**** DATASET RECORDS

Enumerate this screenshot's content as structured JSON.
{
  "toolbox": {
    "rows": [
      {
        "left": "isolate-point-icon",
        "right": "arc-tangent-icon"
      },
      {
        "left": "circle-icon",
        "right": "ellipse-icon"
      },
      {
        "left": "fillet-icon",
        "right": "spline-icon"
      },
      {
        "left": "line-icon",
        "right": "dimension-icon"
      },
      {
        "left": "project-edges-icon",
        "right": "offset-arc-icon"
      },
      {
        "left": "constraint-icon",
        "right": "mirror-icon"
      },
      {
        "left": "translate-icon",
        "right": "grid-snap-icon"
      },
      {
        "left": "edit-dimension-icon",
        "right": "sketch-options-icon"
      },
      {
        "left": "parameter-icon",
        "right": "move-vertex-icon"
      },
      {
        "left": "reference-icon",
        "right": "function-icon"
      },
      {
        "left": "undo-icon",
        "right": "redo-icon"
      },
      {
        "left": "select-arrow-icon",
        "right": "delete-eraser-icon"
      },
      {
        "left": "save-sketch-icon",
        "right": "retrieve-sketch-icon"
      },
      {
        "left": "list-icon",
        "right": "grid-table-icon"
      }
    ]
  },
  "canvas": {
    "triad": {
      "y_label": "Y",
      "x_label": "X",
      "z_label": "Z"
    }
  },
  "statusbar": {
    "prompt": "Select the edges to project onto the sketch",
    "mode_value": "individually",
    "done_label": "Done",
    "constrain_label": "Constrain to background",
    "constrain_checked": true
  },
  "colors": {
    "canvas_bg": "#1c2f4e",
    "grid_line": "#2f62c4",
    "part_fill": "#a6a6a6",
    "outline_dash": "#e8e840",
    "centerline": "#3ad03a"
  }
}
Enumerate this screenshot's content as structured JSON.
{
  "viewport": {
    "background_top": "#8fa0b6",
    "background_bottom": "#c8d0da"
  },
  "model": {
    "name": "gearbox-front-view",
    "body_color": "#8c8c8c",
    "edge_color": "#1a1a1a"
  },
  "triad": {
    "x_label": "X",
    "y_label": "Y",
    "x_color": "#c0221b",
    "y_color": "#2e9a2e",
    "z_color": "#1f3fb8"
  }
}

********

§ WORK TO BE COMPLETED:
Each record above should be returned exactly as it appears.

§ EXPECTED ANSWER:
Enumerate this screenshot's content as structured JSON.
{
  "toolbox": {
    "rows": [
      {
        "left": "isolate-point-icon",
        "right": "arc-tangent-icon"
      },
      {
        "left": "circle-icon",
        "right": "ellipse-icon"
      },
      {
        "left": "fillet-icon",
        "right": "spline-icon"
      },
      {
        "left": "line-icon",
        "right": "dimension-icon"
      },
      {
        "left": "project-edges-icon",
        "right": "offset-arc-icon"
      },
      {
        "left": "constraint-icon",
        "right": "mirror-icon"
      },
      {
        "left": "translate-icon",
        "right": "grid-snap-icon"
      },
      {
        "left": "edit-dimension-icon",
        "right": "sketch-options-icon"
      },
      {
        "left": "parameter-icon",
        "right": "move-vertex-icon"
      },
      {
        "left": "reference-icon",
        "right": "function-icon"
      },
      {
        "left": "undo-icon",
        "right": "redo-icon"
      },
      {
        "left": "select-arrow-icon",
        "right": "delete-eraser-icon"
      },
      {
        "left": "save-sketch-icon",
        "right": "retrieve-sketch-icon"
      },
      {
        "left": "list-icon",
        "right": "grid-table-icon"
      }
    ]
  },
  "canvas": {
    "triad": {
      "y_label": "Y",
      "x_label": "X",
      "z_label": "Z"
    }
  },
  "statusbar": {
    "prompt": "Select the edges to project onto the sketch",
    "mode_value": "individually",
    "done_label": "Done",
    "constrain_label": "Constrain to background",
    "constrain_checked": true
  },
  "colors": {
    "canvas_bg": "#1c2f4e",
    "grid_line": "#2f62c4",
    "part_fill": "#a6a6a6",
    "outline_dash": "#e8e840",
    "centerline": "#3ad03a"
  }
}
Enumerate this screenshot's content as structured JSON.
{
  "viewport": {
    "background_top": "#8fa0b6",
    "background_bottom": "#c8d0da"
  },
  "model": {
    "name": "gearbox-front-view",
    "body_color": "#8c8c8c",
    "edge_color": "#1a1a1a"
  },
  "triad": {
    "x_label": "X",
    "y_label": "Y",
    "x_color": "#c0221b",
    "y_color": "#2e9a2e",
    "z_color": "#1f3fb8"
  }
}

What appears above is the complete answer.